▶ **Stated goal**: Within the data that follows, how many lines carry the string "estabelecida"? Give the number alone.

▶ **Data to process**:
-------
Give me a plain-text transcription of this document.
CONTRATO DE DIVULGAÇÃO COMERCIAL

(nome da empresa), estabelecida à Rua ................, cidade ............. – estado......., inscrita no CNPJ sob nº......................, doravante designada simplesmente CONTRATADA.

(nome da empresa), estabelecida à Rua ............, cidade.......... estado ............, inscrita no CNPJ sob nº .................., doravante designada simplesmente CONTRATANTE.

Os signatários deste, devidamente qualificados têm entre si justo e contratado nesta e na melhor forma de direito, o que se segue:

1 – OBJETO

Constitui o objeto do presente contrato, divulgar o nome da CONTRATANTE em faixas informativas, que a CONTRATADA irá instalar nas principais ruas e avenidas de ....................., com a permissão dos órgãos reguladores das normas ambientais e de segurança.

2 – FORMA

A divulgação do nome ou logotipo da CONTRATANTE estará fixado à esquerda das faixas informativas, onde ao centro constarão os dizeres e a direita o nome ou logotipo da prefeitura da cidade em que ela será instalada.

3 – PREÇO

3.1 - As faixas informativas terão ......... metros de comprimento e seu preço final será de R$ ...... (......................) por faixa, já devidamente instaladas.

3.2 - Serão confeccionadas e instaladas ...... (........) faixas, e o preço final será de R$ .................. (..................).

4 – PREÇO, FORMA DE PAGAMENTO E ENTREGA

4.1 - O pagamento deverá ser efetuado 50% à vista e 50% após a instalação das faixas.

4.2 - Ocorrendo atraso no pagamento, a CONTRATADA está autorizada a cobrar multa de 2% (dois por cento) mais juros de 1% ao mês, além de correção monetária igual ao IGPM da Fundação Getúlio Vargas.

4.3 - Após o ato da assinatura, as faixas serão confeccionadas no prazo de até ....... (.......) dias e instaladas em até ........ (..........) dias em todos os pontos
-------
▶ **Response below**: 2